Entries provided:
_ _ _ _ _ _ _
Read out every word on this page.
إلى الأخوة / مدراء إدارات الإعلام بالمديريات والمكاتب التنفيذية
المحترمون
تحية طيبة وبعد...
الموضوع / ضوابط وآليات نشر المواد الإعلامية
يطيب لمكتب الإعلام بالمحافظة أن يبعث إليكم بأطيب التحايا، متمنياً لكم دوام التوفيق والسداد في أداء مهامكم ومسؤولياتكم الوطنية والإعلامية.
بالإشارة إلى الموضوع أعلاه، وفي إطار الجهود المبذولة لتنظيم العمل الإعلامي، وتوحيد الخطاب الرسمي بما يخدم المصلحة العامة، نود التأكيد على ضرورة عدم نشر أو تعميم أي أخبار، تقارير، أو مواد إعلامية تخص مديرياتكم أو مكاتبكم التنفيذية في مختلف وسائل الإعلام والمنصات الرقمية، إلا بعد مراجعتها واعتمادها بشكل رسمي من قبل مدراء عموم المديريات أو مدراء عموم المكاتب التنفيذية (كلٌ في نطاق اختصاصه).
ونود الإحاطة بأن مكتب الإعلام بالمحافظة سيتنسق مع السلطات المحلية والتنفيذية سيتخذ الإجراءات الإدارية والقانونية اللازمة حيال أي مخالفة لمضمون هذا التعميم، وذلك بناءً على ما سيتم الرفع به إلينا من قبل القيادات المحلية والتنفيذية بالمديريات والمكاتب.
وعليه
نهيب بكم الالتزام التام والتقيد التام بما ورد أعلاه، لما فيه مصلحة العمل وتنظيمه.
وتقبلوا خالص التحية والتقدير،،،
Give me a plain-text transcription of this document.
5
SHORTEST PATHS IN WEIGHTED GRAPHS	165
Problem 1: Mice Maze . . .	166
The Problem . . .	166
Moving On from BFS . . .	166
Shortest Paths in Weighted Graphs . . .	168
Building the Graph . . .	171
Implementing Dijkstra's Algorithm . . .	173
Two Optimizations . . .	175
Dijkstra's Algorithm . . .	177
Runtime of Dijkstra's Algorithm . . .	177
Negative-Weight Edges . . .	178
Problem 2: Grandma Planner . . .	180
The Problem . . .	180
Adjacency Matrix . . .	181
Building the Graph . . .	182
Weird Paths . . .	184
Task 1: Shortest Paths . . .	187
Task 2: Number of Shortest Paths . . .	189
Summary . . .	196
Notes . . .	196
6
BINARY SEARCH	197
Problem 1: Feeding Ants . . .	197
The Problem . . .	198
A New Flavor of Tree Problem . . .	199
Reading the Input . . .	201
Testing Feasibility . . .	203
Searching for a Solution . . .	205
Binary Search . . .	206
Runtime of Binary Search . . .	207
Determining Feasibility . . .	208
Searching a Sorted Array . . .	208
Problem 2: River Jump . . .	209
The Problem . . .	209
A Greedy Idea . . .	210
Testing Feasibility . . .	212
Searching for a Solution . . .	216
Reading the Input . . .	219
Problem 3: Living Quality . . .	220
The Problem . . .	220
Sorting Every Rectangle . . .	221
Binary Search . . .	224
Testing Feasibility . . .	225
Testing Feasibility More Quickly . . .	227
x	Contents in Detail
_ _ _ _ _ _ _
Set task: Copy out all of the records shown above exactly.

Written solution:
Read out every word on this page.
إلى الأخوة / مدراء إدارات الإعلام بالمديريات والمكاتب التنفيذية
المحترمون
تحية طيبة وبعد...
الموضوع / ضوابط وآليات نشر المواد الإعلامية
يطيب لمكتب الإعلام بالمحافظة أن يبعث إليكم بأطيب التحايا، متمنياً لكم دوام التوفيق والسداد في أداء مهامكم ومسؤولياتكم الوطنية والإعلامية.
بالإشارة إلى الموضوع أعلاه، وفي إطار الجهود المبذولة لتنظيم العمل الإعلامي، وتوحيد الخطاب الرسمي بما يخدم المصلحة العامة، نود التأكيد على ضرورة عدم نشر أو تعميم أي أخبار، تقارير، أو مواد إعلامية تخص مديرياتكم أو مكاتبكم التنفيذية في مختلف وسائل الإعلام والمنصات الرقمية، إلا بعد مراجعتها واعتمادها بشكل رسمي من قبل مدراء عموم المديريات أو مدراء عموم المكاتب التنفيذية (كلٌ في نطاق اختصاصه).
ونود الإحاطة بأن مكتب الإعلام بالمحافظة سيتنسق مع السلطات المحلية والتنفيذية سيتخذ الإجراءات الإدارية والقانونية اللازمة حيال أي مخالفة لمضمون هذا التعميم، وذلك بناءً على ما سيتم الرفع به إلينا من قبل القيادات المحلية والتنفيذية بالمديريات والمكاتب.
وعليه
نهيب بكم الالتزام التام والتقيد التام بما ورد أعلاه، لما فيه مصلحة العمل وتنظيمه.
وتقبلوا خالص التحية والتقدير،،،
Give me a plain-text transcription of this document.
5
SHORTEST PATHS IN WEIGHTED GRAPHS	165
Problem 1: Mice Maze . . .	166
The Problem . . .	166
Moving On from BFS . . .	166
Shortest Paths in Weighted Graphs . . .	168
Building the Graph . . .	171
Implementing Dijkstra's Algorithm . . .	173
Two Optimizations . . .	175
Dijkstra's Algorithm . . .	177
Runtime of Dijkstra's Algorithm . . .	177
Negative-Weight Edges . . .	178
Problem 2: Grandma Planner . . .	180
The Problem . . .	180
Adjacency Matrix . . .	181
Building the Graph . . .	182
Weird Paths . . .	184
Task 1: Shortest Paths . . .	187
Task 2: Number of Shortest Paths . . .	189
Summary . . .	196
Notes . . .	196
6
BINARY SEARCH	197
Problem 1: Feeding Ants . . .	197
The Problem . . .	198
A New Flavor of Tree Problem . . .	199
Reading the Input . . .	201
Testing Feasibility . . .	203
Searching for a Solution . . .	205
Binary Search . . .	206
Runtime of Binary Search . . .	207
Determining Feasibility . . .	208
Searching a Sorted Array . . .	208
Problem 2: River Jump . . .	209
The Problem . . .	209
A Greedy Idea . . .	210
Testing Feasibility . . .	212
Searching for a Solution . . .	216
Reading the Input . . .	219
Problem 3: Living Quality . . .	220
The Problem . . .	220
Sorting Every Rectangle . . .	221
Binary Search . . .	224
Testing Feasibility . . .	225
Testing Feasibility More Quickly . . .	227
x	Contents in Detail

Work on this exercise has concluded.